● **PROBLEM DETAILS**: Below are records. Copy every line with "Después" in it.

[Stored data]
━━━━━━━━━━━━━━━━

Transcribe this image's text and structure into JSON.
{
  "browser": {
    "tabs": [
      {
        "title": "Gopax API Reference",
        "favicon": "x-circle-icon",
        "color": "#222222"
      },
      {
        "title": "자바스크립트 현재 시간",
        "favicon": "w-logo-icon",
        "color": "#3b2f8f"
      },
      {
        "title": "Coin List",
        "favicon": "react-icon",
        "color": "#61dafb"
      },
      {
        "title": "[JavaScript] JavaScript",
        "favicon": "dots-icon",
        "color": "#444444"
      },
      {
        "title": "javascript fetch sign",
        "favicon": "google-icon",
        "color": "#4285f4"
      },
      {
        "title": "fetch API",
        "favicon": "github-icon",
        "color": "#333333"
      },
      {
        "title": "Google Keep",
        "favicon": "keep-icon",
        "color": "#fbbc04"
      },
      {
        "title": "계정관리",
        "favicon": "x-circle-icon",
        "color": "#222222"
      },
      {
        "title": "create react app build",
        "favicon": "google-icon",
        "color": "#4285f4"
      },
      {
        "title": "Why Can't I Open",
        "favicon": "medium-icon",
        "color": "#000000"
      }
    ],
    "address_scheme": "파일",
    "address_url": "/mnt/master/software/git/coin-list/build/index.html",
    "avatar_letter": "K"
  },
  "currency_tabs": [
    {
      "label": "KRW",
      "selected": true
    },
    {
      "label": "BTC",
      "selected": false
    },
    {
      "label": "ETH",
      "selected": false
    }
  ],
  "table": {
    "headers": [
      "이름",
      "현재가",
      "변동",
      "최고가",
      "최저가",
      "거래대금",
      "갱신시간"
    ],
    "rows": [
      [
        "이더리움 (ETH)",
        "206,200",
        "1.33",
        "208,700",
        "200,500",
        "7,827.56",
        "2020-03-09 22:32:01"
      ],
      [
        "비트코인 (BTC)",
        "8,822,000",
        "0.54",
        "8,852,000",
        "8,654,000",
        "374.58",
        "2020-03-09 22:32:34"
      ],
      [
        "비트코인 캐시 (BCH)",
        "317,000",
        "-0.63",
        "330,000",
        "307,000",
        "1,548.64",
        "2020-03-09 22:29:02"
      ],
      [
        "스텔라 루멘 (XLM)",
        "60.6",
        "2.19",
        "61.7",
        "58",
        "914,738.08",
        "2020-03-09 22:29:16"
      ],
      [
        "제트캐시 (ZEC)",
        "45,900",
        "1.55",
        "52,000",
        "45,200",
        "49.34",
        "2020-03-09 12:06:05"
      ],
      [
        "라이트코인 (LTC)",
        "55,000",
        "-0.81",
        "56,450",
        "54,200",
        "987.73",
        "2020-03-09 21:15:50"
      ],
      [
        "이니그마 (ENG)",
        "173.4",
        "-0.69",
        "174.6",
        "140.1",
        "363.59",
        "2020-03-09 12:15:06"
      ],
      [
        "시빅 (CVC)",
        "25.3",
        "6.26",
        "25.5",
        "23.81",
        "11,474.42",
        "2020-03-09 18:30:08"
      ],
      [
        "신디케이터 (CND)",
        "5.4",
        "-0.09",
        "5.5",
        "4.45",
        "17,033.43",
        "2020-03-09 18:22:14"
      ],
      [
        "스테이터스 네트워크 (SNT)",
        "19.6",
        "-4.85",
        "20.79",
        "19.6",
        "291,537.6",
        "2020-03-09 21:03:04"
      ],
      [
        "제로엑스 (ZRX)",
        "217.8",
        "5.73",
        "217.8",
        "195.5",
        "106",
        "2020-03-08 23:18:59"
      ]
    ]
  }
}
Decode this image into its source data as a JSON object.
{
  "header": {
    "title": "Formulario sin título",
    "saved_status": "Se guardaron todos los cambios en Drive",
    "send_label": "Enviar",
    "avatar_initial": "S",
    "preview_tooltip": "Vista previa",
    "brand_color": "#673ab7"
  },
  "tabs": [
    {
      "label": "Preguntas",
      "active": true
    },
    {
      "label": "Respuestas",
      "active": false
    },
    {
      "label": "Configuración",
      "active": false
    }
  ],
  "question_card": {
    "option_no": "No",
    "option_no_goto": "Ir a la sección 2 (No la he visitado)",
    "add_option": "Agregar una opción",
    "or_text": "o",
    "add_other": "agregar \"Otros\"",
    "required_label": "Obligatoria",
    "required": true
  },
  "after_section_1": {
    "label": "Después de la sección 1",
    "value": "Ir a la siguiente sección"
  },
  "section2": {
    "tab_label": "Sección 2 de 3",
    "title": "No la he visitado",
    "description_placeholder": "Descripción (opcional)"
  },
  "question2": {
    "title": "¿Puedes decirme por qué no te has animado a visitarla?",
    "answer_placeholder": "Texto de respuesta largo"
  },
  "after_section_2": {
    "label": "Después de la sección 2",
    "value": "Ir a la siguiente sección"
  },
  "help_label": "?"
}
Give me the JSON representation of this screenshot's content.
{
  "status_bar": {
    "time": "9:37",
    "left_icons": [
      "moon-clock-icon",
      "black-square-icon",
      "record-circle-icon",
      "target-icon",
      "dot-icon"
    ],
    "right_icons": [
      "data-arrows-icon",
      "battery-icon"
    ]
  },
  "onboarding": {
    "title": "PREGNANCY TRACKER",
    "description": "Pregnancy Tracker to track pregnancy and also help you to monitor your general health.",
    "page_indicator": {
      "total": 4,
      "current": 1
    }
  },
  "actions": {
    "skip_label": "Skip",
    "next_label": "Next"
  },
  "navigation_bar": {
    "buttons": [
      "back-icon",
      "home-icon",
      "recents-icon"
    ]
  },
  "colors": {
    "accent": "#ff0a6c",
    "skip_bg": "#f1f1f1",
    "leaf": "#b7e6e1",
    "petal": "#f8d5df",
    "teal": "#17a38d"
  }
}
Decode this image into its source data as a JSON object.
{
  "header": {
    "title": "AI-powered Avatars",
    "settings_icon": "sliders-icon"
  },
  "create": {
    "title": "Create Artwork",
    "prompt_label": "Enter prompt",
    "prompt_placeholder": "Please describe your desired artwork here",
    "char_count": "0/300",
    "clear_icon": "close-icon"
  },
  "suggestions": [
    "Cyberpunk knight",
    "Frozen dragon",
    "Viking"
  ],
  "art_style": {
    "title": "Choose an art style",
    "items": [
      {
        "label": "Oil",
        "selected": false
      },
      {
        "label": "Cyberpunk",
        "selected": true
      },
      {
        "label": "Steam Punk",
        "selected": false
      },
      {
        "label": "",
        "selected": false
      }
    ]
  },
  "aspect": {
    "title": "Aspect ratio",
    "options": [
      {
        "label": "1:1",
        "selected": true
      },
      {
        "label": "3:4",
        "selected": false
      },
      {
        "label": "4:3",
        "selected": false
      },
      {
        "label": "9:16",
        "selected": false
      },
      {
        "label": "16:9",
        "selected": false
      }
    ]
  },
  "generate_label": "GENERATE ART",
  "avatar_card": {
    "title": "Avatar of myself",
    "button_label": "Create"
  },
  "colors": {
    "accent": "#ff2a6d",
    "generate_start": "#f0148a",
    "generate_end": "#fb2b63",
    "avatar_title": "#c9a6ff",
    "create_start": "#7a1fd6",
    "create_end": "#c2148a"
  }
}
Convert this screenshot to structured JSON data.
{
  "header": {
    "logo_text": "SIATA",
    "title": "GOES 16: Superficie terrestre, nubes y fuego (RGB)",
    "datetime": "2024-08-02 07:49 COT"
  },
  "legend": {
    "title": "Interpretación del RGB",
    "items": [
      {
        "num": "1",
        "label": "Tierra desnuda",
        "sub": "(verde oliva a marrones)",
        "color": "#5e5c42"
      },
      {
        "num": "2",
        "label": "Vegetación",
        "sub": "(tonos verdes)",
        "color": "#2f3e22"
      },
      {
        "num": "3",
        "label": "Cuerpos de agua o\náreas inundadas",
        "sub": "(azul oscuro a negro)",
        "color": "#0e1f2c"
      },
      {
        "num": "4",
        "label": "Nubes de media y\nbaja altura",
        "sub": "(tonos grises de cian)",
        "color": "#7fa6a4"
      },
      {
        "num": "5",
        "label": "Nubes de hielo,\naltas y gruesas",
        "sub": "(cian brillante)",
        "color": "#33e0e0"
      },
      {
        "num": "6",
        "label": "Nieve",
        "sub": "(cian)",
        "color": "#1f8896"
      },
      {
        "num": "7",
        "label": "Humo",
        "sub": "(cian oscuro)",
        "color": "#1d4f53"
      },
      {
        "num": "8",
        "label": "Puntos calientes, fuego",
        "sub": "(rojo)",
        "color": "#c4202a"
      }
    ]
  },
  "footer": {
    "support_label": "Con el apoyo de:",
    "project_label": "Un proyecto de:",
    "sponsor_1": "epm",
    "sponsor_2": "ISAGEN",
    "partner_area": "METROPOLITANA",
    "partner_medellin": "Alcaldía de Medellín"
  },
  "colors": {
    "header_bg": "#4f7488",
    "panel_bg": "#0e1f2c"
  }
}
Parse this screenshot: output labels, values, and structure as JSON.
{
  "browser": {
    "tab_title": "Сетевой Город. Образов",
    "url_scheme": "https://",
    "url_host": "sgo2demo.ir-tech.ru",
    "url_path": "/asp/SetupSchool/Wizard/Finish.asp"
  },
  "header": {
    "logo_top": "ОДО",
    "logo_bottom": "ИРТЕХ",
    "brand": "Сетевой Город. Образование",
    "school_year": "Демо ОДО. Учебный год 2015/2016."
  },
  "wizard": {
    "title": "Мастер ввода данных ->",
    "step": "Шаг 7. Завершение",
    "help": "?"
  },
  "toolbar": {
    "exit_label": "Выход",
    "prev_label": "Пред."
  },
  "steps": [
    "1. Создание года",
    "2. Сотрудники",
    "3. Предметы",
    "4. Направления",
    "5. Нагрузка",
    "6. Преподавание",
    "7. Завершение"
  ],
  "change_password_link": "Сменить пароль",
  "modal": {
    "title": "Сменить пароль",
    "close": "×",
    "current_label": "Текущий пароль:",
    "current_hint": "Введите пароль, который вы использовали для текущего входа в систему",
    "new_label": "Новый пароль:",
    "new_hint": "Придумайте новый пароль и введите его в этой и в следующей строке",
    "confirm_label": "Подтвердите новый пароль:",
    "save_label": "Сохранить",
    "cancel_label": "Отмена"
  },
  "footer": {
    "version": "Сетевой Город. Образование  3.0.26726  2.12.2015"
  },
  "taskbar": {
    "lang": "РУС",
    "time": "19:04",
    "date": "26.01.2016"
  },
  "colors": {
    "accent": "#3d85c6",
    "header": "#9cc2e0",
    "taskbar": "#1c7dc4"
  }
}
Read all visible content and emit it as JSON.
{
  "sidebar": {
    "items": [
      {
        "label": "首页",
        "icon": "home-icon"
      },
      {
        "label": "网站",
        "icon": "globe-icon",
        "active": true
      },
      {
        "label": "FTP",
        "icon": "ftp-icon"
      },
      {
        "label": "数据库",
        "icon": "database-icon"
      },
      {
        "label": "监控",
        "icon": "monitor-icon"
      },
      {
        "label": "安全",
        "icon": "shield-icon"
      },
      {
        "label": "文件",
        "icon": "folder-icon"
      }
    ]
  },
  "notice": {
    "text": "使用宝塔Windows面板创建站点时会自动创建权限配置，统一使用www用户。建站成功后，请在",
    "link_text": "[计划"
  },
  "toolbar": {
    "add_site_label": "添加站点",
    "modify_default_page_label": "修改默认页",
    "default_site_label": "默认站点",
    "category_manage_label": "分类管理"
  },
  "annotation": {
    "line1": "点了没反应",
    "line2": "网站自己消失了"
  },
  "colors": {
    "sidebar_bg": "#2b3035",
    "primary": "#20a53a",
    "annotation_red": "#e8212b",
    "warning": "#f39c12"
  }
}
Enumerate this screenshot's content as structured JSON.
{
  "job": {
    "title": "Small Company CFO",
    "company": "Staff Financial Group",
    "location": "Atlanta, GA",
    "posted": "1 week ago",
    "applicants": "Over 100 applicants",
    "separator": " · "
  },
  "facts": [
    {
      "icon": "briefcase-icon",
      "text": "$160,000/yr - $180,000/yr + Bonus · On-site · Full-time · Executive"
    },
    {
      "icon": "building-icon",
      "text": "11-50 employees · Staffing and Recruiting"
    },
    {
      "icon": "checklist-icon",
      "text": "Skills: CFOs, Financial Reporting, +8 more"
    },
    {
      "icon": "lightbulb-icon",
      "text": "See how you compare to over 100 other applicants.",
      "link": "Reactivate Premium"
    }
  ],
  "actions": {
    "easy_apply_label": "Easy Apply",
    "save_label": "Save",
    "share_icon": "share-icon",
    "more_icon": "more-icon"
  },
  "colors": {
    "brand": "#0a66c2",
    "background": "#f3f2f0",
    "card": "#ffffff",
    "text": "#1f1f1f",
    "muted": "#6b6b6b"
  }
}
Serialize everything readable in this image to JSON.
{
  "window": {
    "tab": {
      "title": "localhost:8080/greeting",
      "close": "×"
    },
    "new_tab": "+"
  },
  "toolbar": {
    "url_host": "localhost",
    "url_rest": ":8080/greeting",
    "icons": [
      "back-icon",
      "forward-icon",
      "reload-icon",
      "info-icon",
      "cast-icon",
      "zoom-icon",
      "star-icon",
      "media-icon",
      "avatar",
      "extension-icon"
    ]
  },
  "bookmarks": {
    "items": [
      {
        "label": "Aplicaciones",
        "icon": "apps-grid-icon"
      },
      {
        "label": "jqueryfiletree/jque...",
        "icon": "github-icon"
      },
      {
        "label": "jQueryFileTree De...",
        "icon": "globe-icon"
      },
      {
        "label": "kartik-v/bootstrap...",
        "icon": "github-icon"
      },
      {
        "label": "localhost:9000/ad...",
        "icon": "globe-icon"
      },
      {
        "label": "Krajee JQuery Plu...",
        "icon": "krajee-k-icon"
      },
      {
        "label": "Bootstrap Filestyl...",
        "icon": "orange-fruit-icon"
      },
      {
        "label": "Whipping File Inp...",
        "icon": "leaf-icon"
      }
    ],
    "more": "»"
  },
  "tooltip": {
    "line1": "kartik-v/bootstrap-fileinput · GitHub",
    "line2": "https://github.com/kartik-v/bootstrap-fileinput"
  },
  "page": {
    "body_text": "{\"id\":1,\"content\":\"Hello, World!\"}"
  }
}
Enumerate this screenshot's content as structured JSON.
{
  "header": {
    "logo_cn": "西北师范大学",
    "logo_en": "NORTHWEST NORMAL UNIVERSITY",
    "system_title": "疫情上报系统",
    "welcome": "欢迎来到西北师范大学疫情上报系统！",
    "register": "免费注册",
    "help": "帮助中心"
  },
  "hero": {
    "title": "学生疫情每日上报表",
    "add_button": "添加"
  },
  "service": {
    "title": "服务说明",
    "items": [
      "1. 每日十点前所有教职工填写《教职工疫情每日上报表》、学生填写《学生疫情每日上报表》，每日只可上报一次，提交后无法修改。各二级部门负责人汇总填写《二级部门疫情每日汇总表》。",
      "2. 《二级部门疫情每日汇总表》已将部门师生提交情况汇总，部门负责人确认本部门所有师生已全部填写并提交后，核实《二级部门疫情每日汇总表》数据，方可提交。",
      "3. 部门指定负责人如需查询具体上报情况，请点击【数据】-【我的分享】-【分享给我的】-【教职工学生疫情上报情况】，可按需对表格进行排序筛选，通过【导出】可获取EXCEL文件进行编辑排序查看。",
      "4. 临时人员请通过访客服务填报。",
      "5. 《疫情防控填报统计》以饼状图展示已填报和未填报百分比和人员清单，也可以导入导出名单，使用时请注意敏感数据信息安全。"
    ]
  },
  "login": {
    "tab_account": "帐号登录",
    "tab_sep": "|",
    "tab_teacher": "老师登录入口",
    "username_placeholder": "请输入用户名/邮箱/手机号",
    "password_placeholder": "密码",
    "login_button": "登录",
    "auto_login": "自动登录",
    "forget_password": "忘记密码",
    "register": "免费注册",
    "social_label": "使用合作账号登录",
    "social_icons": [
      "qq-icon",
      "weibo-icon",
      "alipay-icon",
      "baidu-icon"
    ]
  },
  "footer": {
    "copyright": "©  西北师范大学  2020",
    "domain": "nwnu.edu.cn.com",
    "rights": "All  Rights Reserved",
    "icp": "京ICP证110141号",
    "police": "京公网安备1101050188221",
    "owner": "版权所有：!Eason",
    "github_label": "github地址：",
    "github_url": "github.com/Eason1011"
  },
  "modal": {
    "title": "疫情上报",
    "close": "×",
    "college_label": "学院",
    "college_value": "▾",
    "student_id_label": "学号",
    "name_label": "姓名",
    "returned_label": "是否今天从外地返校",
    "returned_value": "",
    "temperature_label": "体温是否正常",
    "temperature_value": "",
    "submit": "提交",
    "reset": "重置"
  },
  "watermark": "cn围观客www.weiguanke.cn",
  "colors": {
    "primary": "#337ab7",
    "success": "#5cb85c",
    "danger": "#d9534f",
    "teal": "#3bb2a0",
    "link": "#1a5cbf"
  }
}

━━━━━━━━━━━━━━━━

● **RESPONSE**:
    "label": "Después de la sección 1",
    "label": "Después de la sección 2",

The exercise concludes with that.